▶ WRITTEN EXERCISE: Extract each line of the data below exactly as written.

▶ INPUT ROWS:
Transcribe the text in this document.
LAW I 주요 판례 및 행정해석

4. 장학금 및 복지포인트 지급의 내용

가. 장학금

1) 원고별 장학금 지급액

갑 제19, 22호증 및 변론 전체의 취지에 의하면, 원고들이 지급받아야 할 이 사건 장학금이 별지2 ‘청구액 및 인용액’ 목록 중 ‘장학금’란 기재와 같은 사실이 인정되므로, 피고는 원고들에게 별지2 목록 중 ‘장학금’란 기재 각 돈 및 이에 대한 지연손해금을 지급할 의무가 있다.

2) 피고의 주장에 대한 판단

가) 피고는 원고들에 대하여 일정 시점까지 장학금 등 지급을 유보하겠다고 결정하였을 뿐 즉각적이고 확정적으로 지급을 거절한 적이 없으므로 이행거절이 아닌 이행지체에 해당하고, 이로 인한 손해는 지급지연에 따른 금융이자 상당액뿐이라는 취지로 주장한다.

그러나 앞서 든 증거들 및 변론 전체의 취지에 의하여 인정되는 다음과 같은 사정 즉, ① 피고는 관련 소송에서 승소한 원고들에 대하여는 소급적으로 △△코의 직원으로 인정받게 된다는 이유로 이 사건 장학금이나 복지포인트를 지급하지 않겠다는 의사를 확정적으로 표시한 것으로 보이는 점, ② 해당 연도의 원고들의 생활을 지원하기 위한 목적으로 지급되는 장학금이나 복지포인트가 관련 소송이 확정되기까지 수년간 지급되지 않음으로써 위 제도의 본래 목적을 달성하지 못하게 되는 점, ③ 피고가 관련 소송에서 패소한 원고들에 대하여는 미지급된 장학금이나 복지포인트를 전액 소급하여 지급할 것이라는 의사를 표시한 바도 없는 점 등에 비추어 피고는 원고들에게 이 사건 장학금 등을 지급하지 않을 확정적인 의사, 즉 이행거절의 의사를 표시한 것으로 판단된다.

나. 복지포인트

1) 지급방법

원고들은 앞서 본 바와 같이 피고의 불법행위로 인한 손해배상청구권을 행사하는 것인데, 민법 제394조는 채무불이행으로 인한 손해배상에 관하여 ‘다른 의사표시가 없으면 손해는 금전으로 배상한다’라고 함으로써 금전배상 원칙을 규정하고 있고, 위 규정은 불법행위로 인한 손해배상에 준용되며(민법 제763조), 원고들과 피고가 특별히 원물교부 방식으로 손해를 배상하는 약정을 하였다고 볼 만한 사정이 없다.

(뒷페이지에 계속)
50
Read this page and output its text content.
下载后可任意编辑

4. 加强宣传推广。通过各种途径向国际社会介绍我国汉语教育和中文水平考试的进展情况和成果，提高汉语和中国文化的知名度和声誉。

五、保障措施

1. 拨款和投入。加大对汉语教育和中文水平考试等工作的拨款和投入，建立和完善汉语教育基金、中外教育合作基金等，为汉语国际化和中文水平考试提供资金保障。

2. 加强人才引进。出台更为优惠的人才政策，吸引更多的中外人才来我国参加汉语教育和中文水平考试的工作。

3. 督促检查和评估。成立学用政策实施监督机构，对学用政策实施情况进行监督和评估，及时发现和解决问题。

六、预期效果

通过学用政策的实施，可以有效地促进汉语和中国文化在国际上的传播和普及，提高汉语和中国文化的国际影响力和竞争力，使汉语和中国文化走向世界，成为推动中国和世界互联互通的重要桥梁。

▶ RESPONSE TO THIS TASK:
Transcribe the text in this document.
LAW I 주요 판례 및 행정해석

4. 장학금 및 복지포인트 지급의 내용

가. 장학금

1) 원고별 장학금 지급액

갑 제19, 22호증 및 변론 전체의 취지에 의하면, 원고들이 지급받아야 할 이 사건 장학금이 별지2 ‘청구액 및 인용액’ 목록 중 ‘장학금’란 기재와 같은 사실이 인정되므로, 피고는 원고들에게 별지2 목록 중 ‘장학금’란 기재 각 돈 및 이에 대한 지연손해금을 지급할 의무가 있다.

2) 피고의 주장에 대한 판단

가) 피고는 원고들에 대하여 일정 시점까지 장학금 등 지급을 유보하겠다고 결정하였을 뿐 즉각적이고 확정적으로 지급을 거절한 적이 없으므로 이행거절이 아닌 이행지체에 해당하고, 이로 인한 손해는 지급지연에 따른 금융이자 상당액뿐이라는 취지로 주장한다.

그러나 앞서 든 증거들 및 변론 전체의 취지에 의하여 인정되는 다음과 같은 사정 즉, ① 피고는 관련 소송에서 승소한 원고들에 대하여는 소급적으로 △△코의 직원으로 인정받게 된다는 이유로 이 사건 장학금이나 복지포인트를 지급하지 않겠다는 의사를 확정적으로 표시한 것으로 보이는 점, ② 해당 연도의 원고들의 생활을 지원하기 위한 목적으로 지급되는 장학금이나 복지포인트가 관련 소송이 확정되기까지 수년간 지급되지 않음으로써 위 제도의 본래 목적을 달성하지 못하게 되는 점, ③ 피고가 관련 소송에서 패소한 원고들에 대하여는 미지급된 장학금이나 복지포인트를 전액 소급하여 지급할 것이라는 의사를 표시한 바도 없는 점 등에 비추어 피고는 원고들에게 이 사건 장학금 등을 지급하지 않을 확정적인 의사, 즉 이행거절의 의사를 표시한 것으로 판단된다.

나. 복지포인트

1) 지급방법

원고들은 앞서 본 바와 같이 피고의 불법행위로 인한 손해배상청구권을 행사하는 것인데, 민법 제394조는 채무불이행으로 인한 손해배상에 관하여 ‘다른 의사표시가 없으면 손해는 금전으로 배상한다’라고 함으로써 금전배상 원칙을 규정하고 있고, 위 규정은 불법행위로 인한 손해배상에 준용되며(민법 제763조), 원고들과 피고가 특별히 원물교부 방식으로 손해를 배상하는 약정을 하였다고 볼 만한 사정이 없다.

(뒷페이지에 계속)
50
Read this page and output its text content.
下载后可任意编辑

4. 加强宣传推广。通过各种途径向国际社会介绍我国汉语教育和中文水平考试的进展情况和成果，提高汉语和中国文化的知名度和声誉。

五、保障措施

1. 拨款和投入。加大对汉语教育和中文水平考试等工作的拨款和投入，建立和完善汉语教育基金、中外教育合作基金等，为汉语国际化和中文水平考试提供资金保障。

2. 加强人才引进。出台更为优惠的人才政策，吸引更多的中外人才来我国参加汉语教育和中文水平考试的工作。

3. 督促检查和评估。成立学用政策实施监督机构，对学用政策实施情况进行监督和评估，及时发现和解决问题。

六、预期效果

通过学用政策的实施，可以有效地促进汉语和中国文化在国际上的传播和普及，提高汉语和中国文化的国际影响力和竞争力，使汉语和中国文化走向世界，成为推动中国和世界互联互通的重要桥梁。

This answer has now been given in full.